EXERCISE INSTRUCTIONS
Reproduce the passage of the interview transcript below word for word, starting at "Seth: So it" and ending at "a design perspective.".

TEXT SHOWN
══════════════════════════════

WHAT SETS LIGHTHOUSE APART
Swift: So I'm thinking about the clients that you serve. Do you work directly with wealth managers or do you work more with the institutions that serve the wealth managers?
Seth: Wealth management is a complex value chain. More of our work is with the institutions. So with the broker dealers, like an LPL or a Cetera or TAMPs like AssetMark or advisers like a Cambridge. So, who then are working with advisers. But we pretty much... I think we're in a pretty unique position that we work with industry participants across the wealth management value chain.
Swift: So how does the Guadalajara facility, the Center of Excellence help with all of that?
Seth: So it be a number of years that we have been analyzing the market in Latin America. And we strongly believe that Latin America, the last couple of years, has really matured from a technology perspective. And we are very excited in particular about the talent in Guadalajara.
I think it's not an exaggeration to say that it is emerging as a Silicon Valley, the next Silicon Valley. It's exceptional talent, really, a number of my colleagues from Guadalajara are here at the T3 conference. I think you should meet them. You'll be very excited to meet them. So there is a there's very interesting talent, especially from a design perspective.
We're very creative around design and user experience. Also talent, which is very proficient around good engineering talent. And that's the combination you need for this industry. You need that design plus data plus engineering. That really is I think the real secret weapon. And we think, Guadalajara really brings it together and brings it in close proximity to United States. And at a cost point, which is... it is a significant cost advantage over what the United States has.
So we think Guadalajara is a great, great opportunity for wealth managers because wealth managers have a lot of technology talent here in the United States, they also have leveraging markets like India quite effectively. So if you look at a Fidelity or a Franklin Templeton, they have huge teams back in India, but there are a number of aspects, in a visual choir, you know closer, more time zone coverage, which required that proximity. And for that, we believe that Mexico and Guadalajara in particular would be a great asset.
DIGITAL HAVES AND HAVE-NOTS
Swift: So yesterday you talked about digital transformation. You have a book with a similar title. What stood out to me being in the room was where you were talking about the speed of change. And about digital natives and how you think about all of that, and you even used the term, "the digital haves and have-nots." Can you talk about the gap and how you're solving for that?
Seth: Yeah, I think it's fair to say that there is a big divide between those who are-- both companies and, and people-- who are born in the digital age and those who are not. Even if you're at a very practical individual level. My 15-year-old I think is more proficient in many aspects of technology than I am. And I'm an engineer, I have been in technology for 25, 30 years. I am the CEO of one of the fastest growing technology companies in the United States.
And some days I feel that 15-year-old guy knows more than I do. At least he's a lot more intuitive about it. The way he has learned technology is different. And yesterday you were mentioning to me, Marie, that you're a grandmother. So I'm sure you know this as well here. The same issue or the same, it's an opportunity actually, I think, which I just described at a personal level is also true for company. A startup doesn't have legacy. And when they are thinking about their offering, they're naturally thinking digital, when they're thinking about their operations, it is naturally straight-through-processing. It is naturally all automated and it is naturally all technology driven.

══════════════════════════════

DATA
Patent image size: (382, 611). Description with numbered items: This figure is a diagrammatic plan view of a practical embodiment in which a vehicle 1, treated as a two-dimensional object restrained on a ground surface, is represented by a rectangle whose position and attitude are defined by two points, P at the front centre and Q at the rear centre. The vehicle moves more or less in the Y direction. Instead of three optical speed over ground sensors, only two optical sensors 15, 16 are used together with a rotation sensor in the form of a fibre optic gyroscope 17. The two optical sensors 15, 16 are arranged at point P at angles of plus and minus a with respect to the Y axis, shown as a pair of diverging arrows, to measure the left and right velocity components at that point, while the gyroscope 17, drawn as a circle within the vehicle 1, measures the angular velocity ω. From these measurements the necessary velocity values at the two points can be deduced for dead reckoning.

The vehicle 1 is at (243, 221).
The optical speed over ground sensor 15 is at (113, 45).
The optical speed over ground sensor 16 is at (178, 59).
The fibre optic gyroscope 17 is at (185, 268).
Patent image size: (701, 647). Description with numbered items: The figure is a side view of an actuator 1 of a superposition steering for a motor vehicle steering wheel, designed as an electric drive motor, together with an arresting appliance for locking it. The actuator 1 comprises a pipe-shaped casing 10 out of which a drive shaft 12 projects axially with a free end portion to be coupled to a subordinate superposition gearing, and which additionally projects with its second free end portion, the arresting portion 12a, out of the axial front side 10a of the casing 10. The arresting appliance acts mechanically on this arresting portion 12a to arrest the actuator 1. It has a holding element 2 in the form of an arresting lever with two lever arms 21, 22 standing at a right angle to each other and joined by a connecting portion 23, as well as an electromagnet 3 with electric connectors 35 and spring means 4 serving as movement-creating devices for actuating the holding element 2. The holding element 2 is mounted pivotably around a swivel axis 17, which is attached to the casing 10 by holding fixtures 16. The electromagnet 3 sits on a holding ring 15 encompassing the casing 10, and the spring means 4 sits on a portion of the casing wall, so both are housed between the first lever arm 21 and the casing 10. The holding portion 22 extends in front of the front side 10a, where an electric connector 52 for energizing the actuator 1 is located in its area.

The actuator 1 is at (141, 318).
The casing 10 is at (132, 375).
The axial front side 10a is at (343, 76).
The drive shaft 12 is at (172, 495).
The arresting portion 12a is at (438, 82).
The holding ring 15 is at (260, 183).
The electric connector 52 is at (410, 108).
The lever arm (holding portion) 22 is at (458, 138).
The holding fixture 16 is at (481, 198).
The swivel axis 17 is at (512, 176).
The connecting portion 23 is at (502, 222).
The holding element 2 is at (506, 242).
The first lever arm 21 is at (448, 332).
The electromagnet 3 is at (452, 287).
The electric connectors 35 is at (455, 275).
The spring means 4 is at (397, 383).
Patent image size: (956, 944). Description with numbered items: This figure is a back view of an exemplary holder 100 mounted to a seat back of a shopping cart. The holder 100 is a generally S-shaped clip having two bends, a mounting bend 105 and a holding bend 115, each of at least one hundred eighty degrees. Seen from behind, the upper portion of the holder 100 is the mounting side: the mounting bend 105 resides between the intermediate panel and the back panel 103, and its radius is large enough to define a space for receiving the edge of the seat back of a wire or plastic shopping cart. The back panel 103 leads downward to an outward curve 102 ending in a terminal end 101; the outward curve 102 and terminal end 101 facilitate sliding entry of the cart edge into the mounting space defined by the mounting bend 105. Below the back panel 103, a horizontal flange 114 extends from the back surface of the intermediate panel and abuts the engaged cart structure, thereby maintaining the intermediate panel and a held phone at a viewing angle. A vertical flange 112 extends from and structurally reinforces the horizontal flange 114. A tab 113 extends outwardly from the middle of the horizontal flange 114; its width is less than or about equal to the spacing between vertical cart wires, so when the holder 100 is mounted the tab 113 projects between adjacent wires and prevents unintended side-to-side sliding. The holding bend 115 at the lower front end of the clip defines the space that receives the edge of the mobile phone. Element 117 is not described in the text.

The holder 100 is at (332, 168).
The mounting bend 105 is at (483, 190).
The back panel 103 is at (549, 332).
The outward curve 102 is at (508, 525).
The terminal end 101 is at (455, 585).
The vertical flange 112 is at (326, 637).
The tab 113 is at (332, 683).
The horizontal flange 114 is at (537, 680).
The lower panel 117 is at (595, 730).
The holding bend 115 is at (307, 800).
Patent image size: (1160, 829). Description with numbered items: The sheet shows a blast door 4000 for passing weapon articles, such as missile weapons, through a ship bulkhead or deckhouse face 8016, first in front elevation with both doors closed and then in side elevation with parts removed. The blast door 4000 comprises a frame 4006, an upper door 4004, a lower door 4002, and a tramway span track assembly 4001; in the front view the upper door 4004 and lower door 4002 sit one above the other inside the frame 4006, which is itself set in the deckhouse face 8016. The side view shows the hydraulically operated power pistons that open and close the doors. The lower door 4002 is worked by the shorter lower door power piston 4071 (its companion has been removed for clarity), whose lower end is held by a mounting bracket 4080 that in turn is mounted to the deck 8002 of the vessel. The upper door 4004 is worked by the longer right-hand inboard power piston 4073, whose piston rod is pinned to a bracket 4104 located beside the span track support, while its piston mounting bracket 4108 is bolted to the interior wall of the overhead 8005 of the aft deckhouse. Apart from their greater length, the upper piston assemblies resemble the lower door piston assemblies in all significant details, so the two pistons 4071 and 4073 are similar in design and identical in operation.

══════════════════════════════

SOLUTION TO THIS PROBLEM
Seth: So it be a number of years that we have been analyzing the market in Latin America. And we strongly believe that Latin America, the last couple of years, has really matured from a technology perspective. And we are very excited in particular about the talent in Guadalajara.
I think it's not an exaggeration to say that it is emerging as a Silicon Valley, the next Silicon Valley. It's exceptional talent, really, a number of my colleagues from Guadalajara are here at the T3 conference. I think you should meet them. You'll be very excited to meet them. So there is a there's very interesting talent, especially from a design perspective.